Skip to content

wangthomas/bloomfield

Repository files navigation

bloomfield

A scalable bloom filter service in Golang.

Build Status

Docker Image

docker pull wangthomas/bloomfield

Features

  1. Designed for microservice systems.
  2. Scalable bloom filters.
  3. Client-side hashing
  4. Grpc interface.

Start command

./bloomfield -config_file=config.toml

Defalut configuration would be used without a configuration file.

Test Client

A test client is inside tools/testclient. It's using the gobloomfield as the go client. In examples below it assumes bloomfield is running locally on port 8679.

Create a bloom filter "testfilter"

./testclient --hostname=localhost:8679 --create testfilter

Add keys to "testfilter"

The return is a boolean slice. Each boolean means if the corresponding key was in the filter or not. If it's first time adding this key the return should be false.

./testclient --hostname=localhost:8679 --add testfilter key1 key2 key3

Check keys in "testfilter"

./testclient --hostname=localhost:8679 --has testfilter key1 key2 key3 key4 key5

Remove the bloom filter "testfilter"

./testclient --hostname=localhost:8679 --drop testfilter

Clients

Go - gobloomfield

Why client-side hashing

A traditional bloom filter service would accept a key as a string and perform hashing using multiple hash functions.

Bloomfield is using client-side hashing -- hashing(partial) is done on the client side.

Benefits of client-side hashing

  1. Avoid overloading.

In a microservice system there are multiple bloomfield clients. Client-side hashing distrubutes the hashing workload accross multiple entities instead of overloading bloomfield server.

  1. Reduce network payload.

As a string, a key would be arbitrarily long. Client-side hashing deterministically converts a key into two uint64 numbers. In most cases it reduces the netwrok payload dramatically and makes the payload size consistent.

(This effect could be amplified if any messaging system is used in the middle. For example Kafka stores the messages for backing up. Reducing the playload size would reduce the Kafka storage's footprint.)

  1. Security.

The original keys are encrypted inside the network payload.

References

http://haslab.uminho.pt/cbm/files/dbloom.pdf

TASK LIST –
a) Return the passage of the bloomfield README from "A traditional bloom" to "payload size consistent.", copied word for word.
b) According to the bloomfield README, how does client-side hashing reduce the network payload?

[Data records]
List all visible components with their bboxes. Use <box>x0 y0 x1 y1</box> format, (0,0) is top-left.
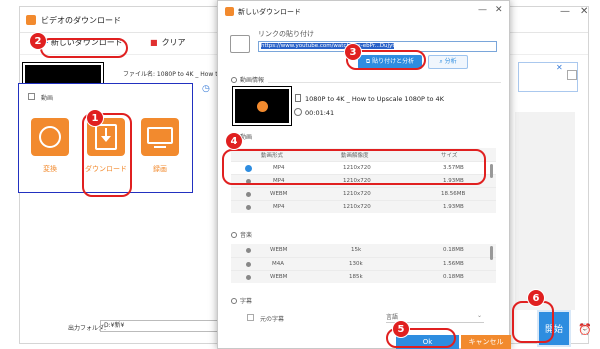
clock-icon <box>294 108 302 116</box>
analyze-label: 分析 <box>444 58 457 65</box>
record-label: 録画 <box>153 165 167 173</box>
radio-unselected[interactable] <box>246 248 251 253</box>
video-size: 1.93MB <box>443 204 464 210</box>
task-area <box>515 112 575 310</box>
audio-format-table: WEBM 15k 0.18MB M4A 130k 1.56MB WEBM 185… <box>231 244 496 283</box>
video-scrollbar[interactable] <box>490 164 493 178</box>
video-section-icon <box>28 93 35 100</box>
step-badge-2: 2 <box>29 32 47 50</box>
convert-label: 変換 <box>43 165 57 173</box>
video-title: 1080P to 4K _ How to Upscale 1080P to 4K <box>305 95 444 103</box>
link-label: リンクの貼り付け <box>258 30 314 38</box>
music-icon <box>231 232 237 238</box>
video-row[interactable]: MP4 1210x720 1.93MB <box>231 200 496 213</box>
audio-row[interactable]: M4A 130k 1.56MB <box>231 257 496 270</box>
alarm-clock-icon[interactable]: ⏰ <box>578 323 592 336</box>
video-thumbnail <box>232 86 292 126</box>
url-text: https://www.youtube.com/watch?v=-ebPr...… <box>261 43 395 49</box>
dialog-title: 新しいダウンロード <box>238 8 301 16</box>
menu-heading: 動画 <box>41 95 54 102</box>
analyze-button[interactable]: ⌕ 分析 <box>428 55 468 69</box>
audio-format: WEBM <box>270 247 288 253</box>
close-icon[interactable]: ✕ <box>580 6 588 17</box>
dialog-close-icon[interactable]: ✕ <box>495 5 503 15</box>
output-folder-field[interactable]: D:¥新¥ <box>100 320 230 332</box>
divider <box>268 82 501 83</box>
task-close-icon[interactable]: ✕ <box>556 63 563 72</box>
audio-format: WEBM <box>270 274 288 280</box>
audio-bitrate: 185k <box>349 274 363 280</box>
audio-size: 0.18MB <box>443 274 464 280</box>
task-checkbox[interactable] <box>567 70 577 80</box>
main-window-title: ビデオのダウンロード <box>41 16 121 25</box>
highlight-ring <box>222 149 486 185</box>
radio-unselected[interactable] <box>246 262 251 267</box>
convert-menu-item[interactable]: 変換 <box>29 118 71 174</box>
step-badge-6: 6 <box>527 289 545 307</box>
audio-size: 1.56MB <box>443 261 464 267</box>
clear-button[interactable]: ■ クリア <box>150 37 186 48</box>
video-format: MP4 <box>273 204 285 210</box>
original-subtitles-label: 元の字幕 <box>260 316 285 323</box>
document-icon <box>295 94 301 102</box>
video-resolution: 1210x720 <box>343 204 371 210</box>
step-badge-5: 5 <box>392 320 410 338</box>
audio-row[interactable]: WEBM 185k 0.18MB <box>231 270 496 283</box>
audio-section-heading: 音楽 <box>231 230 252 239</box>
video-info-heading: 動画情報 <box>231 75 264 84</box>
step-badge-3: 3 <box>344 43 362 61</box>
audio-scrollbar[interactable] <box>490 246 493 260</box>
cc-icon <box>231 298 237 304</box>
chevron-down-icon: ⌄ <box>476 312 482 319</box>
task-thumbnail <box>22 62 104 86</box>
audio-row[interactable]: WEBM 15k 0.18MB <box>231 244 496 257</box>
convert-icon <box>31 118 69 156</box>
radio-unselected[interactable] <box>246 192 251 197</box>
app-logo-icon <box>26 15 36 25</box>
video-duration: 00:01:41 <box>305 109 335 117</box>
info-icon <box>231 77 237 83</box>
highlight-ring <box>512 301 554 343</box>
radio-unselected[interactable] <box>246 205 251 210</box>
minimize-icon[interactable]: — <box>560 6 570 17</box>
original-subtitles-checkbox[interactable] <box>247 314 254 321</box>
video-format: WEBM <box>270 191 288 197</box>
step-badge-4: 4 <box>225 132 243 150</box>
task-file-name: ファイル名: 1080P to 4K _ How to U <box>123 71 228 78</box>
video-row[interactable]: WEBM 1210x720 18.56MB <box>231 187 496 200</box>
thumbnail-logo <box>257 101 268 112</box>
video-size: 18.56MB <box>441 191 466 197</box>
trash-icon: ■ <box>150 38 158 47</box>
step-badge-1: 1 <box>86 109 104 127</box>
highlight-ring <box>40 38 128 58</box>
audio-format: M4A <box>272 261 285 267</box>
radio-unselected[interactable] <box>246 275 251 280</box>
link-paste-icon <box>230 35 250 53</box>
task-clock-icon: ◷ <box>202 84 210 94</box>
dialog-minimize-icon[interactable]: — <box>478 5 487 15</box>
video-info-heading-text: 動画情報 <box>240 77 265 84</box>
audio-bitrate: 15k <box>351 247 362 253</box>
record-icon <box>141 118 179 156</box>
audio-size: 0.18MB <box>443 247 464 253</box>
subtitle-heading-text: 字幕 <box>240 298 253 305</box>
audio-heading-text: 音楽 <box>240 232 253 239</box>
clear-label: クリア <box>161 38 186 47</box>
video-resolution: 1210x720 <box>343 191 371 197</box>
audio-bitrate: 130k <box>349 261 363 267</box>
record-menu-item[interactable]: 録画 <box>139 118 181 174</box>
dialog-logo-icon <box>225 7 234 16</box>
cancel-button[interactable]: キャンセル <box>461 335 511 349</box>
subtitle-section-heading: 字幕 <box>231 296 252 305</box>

THE ANSWERS –
a)
A traditional bloom filter service would accept a key as a string and perform hashing using multiple hash functions.

Bloomfield is using client-side hashing -- hashing(partial) is done on the client side.

Benefits of client-side hashing

  1. Avoid overloading.

In a microservice system there are multiple bloomfield clients. Client-side hashing distrubutes the hashing workload accross multiple entities instead of overloading bloomfield server.

  1. Reduce network payload.

As a string, a key would be arbitrarily long. Client-side hashing deterministically converts a key into two uint64 numbers. In most cases it reduces the netwrok payload dramatically and makes the payload size consistent.

b) A key sent as a string can be arbitrarily long, but client-side hashing deterministically converts each key into two uint64 numbers. In most cases this reduces the network payload dramatically and keeps the payload size consistent.